Stated problem: Compile every line that includes the word "Ивановской".

Records:

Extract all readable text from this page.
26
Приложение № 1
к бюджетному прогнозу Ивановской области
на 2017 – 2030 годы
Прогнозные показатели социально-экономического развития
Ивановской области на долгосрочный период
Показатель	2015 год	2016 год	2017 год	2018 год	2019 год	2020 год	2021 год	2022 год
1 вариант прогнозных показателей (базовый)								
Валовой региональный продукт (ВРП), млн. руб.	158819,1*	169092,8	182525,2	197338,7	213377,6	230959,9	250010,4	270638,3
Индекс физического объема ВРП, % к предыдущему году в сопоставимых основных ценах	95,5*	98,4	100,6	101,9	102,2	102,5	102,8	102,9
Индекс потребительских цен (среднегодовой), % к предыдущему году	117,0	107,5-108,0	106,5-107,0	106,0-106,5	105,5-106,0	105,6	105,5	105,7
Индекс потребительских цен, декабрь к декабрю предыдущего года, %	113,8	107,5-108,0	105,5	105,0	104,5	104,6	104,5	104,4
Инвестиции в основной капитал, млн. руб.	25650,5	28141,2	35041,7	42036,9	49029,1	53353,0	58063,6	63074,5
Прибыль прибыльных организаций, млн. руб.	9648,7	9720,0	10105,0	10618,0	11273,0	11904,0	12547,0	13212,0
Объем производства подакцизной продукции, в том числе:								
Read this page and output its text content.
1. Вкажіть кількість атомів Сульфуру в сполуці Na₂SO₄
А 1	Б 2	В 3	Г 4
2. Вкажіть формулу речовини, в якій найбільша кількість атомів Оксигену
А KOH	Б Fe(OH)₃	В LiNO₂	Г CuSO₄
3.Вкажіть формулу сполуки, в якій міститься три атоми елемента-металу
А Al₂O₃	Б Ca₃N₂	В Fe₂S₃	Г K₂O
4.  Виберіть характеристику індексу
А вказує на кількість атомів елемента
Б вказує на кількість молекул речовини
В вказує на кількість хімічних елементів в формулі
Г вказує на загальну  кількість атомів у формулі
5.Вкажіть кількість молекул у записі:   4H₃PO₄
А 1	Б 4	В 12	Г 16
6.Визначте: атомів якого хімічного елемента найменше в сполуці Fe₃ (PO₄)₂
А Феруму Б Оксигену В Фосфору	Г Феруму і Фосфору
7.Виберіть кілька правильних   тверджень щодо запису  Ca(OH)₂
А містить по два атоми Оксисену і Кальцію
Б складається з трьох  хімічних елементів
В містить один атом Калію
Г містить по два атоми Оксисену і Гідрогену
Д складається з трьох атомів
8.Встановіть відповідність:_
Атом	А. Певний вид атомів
--
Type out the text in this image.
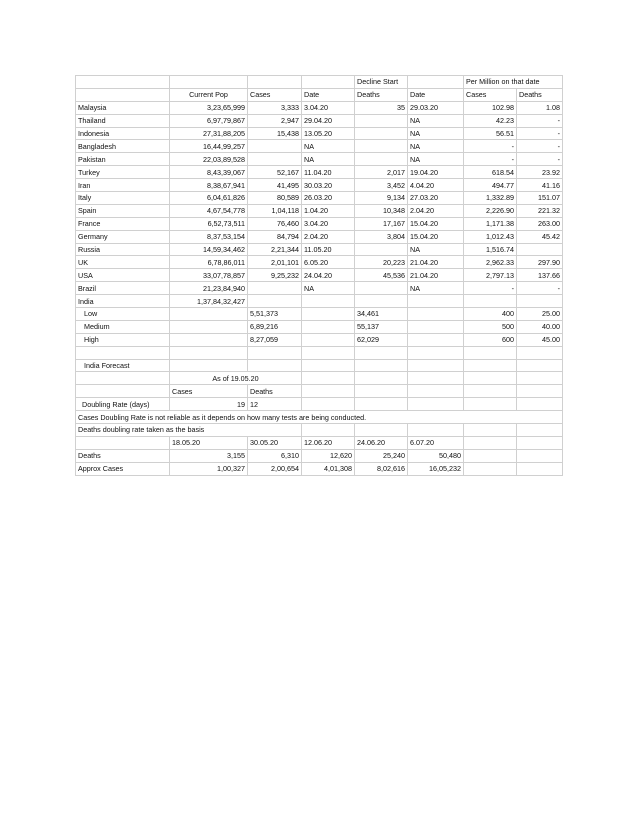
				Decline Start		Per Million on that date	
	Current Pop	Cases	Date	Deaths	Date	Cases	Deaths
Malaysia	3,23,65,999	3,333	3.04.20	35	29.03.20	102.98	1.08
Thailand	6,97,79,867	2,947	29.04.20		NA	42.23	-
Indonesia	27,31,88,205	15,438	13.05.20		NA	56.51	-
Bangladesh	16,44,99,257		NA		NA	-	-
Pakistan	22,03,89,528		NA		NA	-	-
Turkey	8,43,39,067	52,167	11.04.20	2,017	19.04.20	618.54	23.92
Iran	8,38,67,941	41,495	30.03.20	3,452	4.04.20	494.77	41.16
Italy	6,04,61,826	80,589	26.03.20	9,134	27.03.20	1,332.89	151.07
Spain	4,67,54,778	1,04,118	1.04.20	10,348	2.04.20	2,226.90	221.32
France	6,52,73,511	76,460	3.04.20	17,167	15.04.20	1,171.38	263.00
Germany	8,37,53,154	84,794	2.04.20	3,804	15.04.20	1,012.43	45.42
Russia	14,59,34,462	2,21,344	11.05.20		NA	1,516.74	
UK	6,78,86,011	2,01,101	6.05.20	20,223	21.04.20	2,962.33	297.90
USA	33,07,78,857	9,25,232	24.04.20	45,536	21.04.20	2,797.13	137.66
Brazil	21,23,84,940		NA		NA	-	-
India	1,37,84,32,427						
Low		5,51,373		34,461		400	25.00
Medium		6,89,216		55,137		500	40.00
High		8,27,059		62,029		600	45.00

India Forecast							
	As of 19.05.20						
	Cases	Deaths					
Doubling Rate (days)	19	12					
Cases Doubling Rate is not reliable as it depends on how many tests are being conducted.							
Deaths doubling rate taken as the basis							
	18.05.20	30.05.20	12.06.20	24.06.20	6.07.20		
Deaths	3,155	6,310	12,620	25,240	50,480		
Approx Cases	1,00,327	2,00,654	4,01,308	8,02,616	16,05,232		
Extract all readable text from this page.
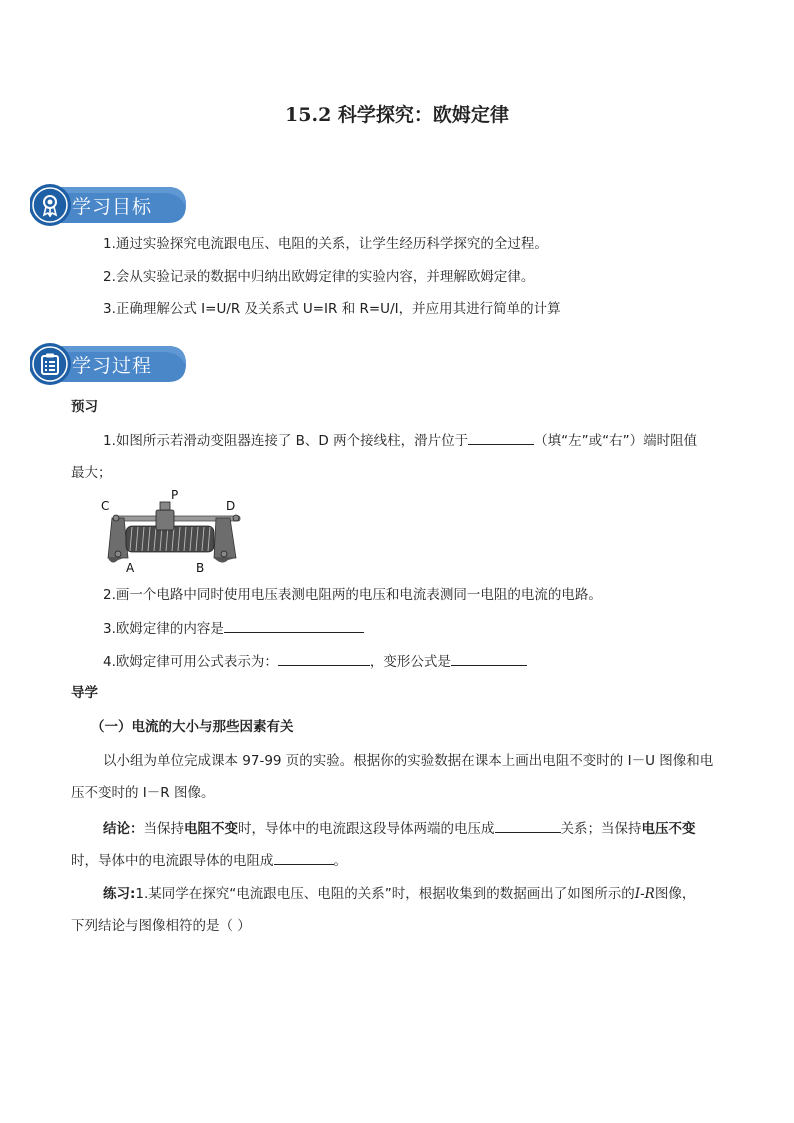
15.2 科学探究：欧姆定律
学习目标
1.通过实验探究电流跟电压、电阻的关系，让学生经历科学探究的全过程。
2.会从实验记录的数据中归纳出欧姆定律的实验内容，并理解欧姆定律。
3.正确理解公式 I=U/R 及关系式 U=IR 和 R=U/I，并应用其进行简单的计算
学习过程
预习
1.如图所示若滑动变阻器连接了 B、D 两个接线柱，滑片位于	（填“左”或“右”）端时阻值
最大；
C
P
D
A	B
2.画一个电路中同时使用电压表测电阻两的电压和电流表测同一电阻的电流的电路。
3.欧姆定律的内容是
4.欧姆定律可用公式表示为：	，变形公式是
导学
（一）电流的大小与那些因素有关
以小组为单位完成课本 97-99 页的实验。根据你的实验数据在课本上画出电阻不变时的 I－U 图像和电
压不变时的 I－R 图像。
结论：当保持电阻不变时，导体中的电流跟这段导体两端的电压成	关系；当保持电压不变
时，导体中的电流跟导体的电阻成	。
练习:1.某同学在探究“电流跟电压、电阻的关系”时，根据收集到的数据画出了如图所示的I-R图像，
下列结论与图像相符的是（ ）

Expected output:
к бюджетному прогнозу Ивановской области
Ивановской области на долгосрочный период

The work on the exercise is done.